### PROBLEM TO SOLVE
Without the pictures, set down the records below word for word.

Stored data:
----------
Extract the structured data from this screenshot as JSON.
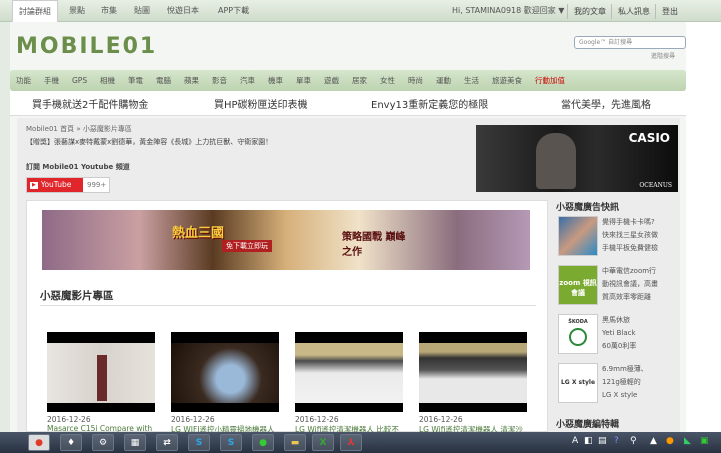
{
  "topbar": {
    "tabs": [
      "討論群組",
      "景點",
      "市集",
      "貼圖",
      "悅遊日本",
      "APP下載"
    ],
    "user": "Hi, STAMINA0918 歡迎回家 ▼",
    "links": [
      "我的文章",
      "私人訊息",
      "登出"
    ]
  },
  "header": {
    "logo": "MOBILE01",
    "search_placeholder": "Google™ 自訂搜尋",
    "advanced_search": "進階搜尋"
  },
  "nav": {
    "items": [
      "功能",
      "手機",
      "GPS",
      "相機",
      "筆電",
      "電腦",
      "蘋果",
      "影音",
      "汽車",
      "機車",
      "單車",
      "遊戲",
      "居家",
      "女性",
      "時尚",
      "運動",
      "生活",
      "旅遊美食",
      "行動加值"
    ],
    "highlight_color": "#cc0000"
  },
  "promo": [
    "買手機就送2千配件購物金",
    "買HP碳粉匣送印表機",
    "Envy13重新定義您的極限",
    "當代美學，先進風格"
  ],
  "breadcrumb": {
    "home": "Mobile01 首頁",
    "sep": "»",
    "current": "小惡魔影片專區"
  },
  "notice": "【贈獎】張藝謀x麥特戴蒙x劉德華，黃金陣容《長城》上力抗巨獸、守衛家園！",
  "subscribe": {
    "label": "訂閱 Mobile01 Youtube 頻道",
    "button": "YouTube",
    "count": "999+"
  },
  "casio_ad": {
    "brand": "CASIO",
    "sub": "OCEANUS"
  },
  "banner_ad": {
    "left": "熱血三國",
    "badge": "免下載立即玩",
    "right": "策略國戰 巔峰之作"
  },
  "section": {
    "title": "小惡魔影片專區",
    "videos": [
      {
        "date": "2016-12-26",
        "title": "Masarce C15i Compare with"
      },
      {
        "date": "2016-12-26",
        "title": "LG WIFI遙控小精靈掃地機器人"
      },
      {
        "date": "2016-12-26",
        "title": "LG Wifi遙控清潔機器人 比較不"
      },
      {
        "date": "2016-12-26",
        "title": "LG Wifi遙控清潔機器人 清潔沙"
      }
    ]
  },
  "sidebar": {
    "title": "小惡魔廣告快訊",
    "ads": [
      {
        "logo": "",
        "lines": [
          "覺得手機卡卡嗎?",
          "快來找三星女孩做",
          "手機平板免費健檢"
        ]
      },
      {
        "logo": "zoom 視訊會議",
        "lines": [
          "中華電信zoom行",
          "動視訊會議，高畫",
          "質高效率零距離"
        ]
      },
      {
        "logo": "ŠKODA",
        "lines": [
          "黑馬休旅",
          "Yeti Black",
          "60萬0利率"
        ]
      },
      {
        "logo": "LG X style",
        "lines": [
          "6.9mm極薄、",
          "121g極輕的",
          "LG X style"
        ]
      }
    ],
    "title2": "小惡魔廣編特輯"
  },
  "taskbar": {
    "apps": [
      "chrome",
      "app",
      "network",
      "calculator",
      "network2",
      "skype",
      "skype2",
      "line",
      "explorer",
      "excel",
      "acrobat"
    ]
  }
}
----------
### THE REPLY
Extract the structured data from this screenshot as JSON.
{
  "topbar": {
    "tabs": [
      "討論群組",
      "景點",
      "市集",
      "貼圖",
      "悅遊日本",
      "APP下載"
    ],
    "user": "Hi, STAMINA0918 歡迎回家 ▼",
    "links": [
      "我的文章",
      "私人訊息",
      "登出"
    ]
  },
  "header": {
    "logo": "MOBILE01",
    "search_placeholder": "Google™ 自訂搜尋",
    "advanced_search": "進階搜尋"
  },
  "nav": {
    "items": [
      "功能",
      "手機",
      "GPS",
      "相機",
      "筆電",
      "電腦",
      "蘋果",
      "影音",
      "汽車",
      "機車",
      "單車",
      "遊戲",
      "居家",
      "女性",
      "時尚",
      "運動",
      "生活",
      "旅遊美食",
      "行動加值"
    ],
    "highlight_color": "#cc0000"
  },
  "promo": [
    "買手機就送2千配件購物金",
    "買HP碳粉匣送印表機",
    "Envy13重新定義您的極限",
    "當代美學，先進風格"
  ],
  "breadcrumb": {
    "home": "Mobile01 首頁",
    "sep": "»",
    "current": "小惡魔影片專區"
  },
  "notice": "【贈獎】張藝謀x麥特戴蒙x劉德華，黃金陣容《長城》上力抗巨獸、守衛家園！",
  "subscribe": {
    "label": "訂閱 Mobile01 Youtube 頻道",
    "button": "YouTube",
    "count": "999+"
  },
  "casio_ad": {
    "brand": "CASIO",
    "sub": "OCEANUS"
  },
  "banner_ad": {
    "left": "熱血三國",
    "badge": "免下載立即玩",
    "right": "策略國戰 巔峰之作"
  },
  "section": {
    "title": "小惡魔影片專區",
    "videos": [
      {
        "date": "2016-12-26",
        "title": "Masarce C15i Compare with"
      },
      {
        "date": "2016-12-26",
        "title": "LG WIFI遙控小精靈掃地機器人"
      },
      {
        "date": "2016-12-26",
        "title": "LG Wifi遙控清潔機器人 比較不"
      },
      {
        "date": "2016-12-26",
        "title": "LG Wifi遙控清潔機器人 清潔沙"
      }
    ]
  },
  "sidebar": {
    "title": "小惡魔廣告快訊",
    "ads": [
      {
        "logo": "",
        "lines": [
          "覺得手機卡卡嗎?",
          "快來找三星女孩做",
          "手機平板免費健檢"
        ]
      },
      {
        "logo": "zoom 視訊會議",
        "lines": [
          "中華電信zoom行",
          "動視訊會議，高畫",
          "質高效率零距離"
        ]
      },
      {
        "logo": "ŠKODA",
        "lines": [
          "黑馬休旅",
          "Yeti Black",
          "60萬0利率"
        ]
      },
      {
        "logo": "LG X style",
        "lines": [
          "6.9mm極薄、",
          "121g極輕的",
          "LG X style"
        ]
      }
    ],
    "title2": "小惡魔廣編特輯"
  },
  "taskbar": {
    "apps": [
      "chrome",
      "app",
      "network",
      "calculator",
      "network2",
      "skype",
      "skype2",
      "line",
      "explorer",
      "excel",
      "acrobat"
    ]
  }
}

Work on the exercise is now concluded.